__Data records__:
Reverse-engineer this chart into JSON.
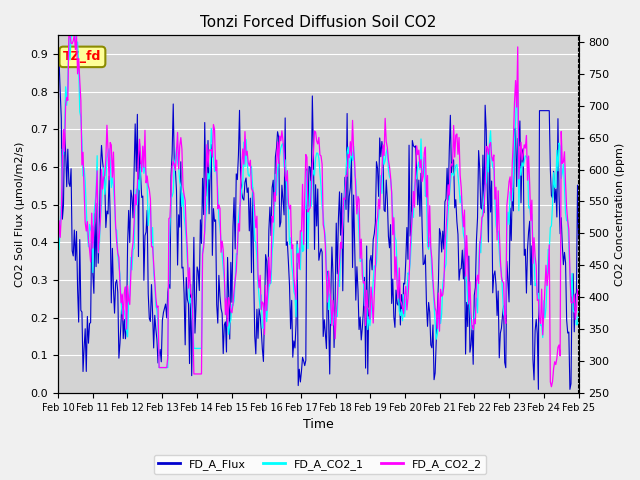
{
  "title": "Tonzi Forced Diffusion Soil CO2",
  "xlabel": "Time",
  "ylabel_left": "CO2 Soil Flux (μmol/m2/s)",
  "ylabel_right": "CO2 Concentration (ppm)",
  "ylim_left": [
    0.0,
    0.95
  ],
  "ylim_right": [
    250,
    810
  ],
  "yticks_left": [
    0.0,
    0.1,
    0.2,
    0.3,
    0.4,
    0.5,
    0.6,
    0.7,
    0.8,
    0.9
  ],
  "yticks_right": [
    250,
    300,
    350,
    400,
    450,
    500,
    550,
    600,
    650,
    700,
    750,
    800
  ],
  "xtick_labels": [
    "Feb 10",
    "Feb 11",
    "Feb 12",
    "Feb 13",
    "Feb 14",
    "Feb 15",
    "Feb 16",
    "Feb 17",
    "Feb 18",
    "Feb 19",
    "Feb 20",
    "Feb 21",
    "Feb 22",
    "Feb 23",
    "Feb 24",
    "Feb 25"
  ],
  "color_flux": "#0000CD",
  "color_co2_1": "#00FFFF",
  "color_co2_2": "#FF00FF",
  "label_flux": "FD_A_Flux",
  "label_co2_1": "FD_A_CO2_1",
  "label_co2_2": "FD_A_CO2_2",
  "annotation_text": "TZ_fd",
  "annotation_bg": "#FFFF99",
  "annotation_border": "#8B8B00",
  "background_color": "#D3D3D3",
  "grid_color": "#FFFFFF",
  "n_points": 480
}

__Instructions to follow__:
Reproduce the full listing above verbatim, with no pictures included.

__Task output__:
Reverse-engineer this chart into JSON.
{
  "title": "Tonzi Forced Diffusion Soil CO2",
  "xlabel": "Time",
  "ylabel_left": "CO2 Soil Flux (μmol/m2/s)",
  "ylabel_right": "CO2 Concentration (ppm)",
  "ylim_left": [
    0.0,
    0.95
  ],
  "ylim_right": [
    250,
    810
  ],
  "yticks_left": [
    0.0,
    0.1,
    0.2,
    0.3,
    0.4,
    0.5,
    0.6,
    0.7,
    0.8,
    0.9
  ],
  "yticks_right": [
    250,
    300,
    350,
    400,
    450,
    500,
    550,
    600,
    650,
    700,
    750,
    800
  ],
  "xtick_labels": [
    "Feb 10",
    "Feb 11",
    "Feb 12",
    "Feb 13",
    "Feb 14",
    "Feb 15",
    "Feb 16",
    "Feb 17",
    "Feb 18",
    "Feb 19",
    "Feb 20",
    "Feb 21",
    "Feb 22",
    "Feb 23",
    "Feb 24",
    "Feb 25"
  ],
  "color_flux": "#0000CD",
  "color_co2_1": "#00FFFF",
  "color_co2_2": "#FF00FF",
  "label_flux": "FD_A_Flux",
  "label_co2_1": "FD_A_CO2_1",
  "label_co2_2": "FD_A_CO2_2",
  "annotation_text": "TZ_fd",
  "annotation_bg": "#FFFF99",
  "annotation_border": "#8B8B00",
  "background_color": "#D3D3D3",
  "grid_color": "#FFFFFF",
  "n_points": 480
}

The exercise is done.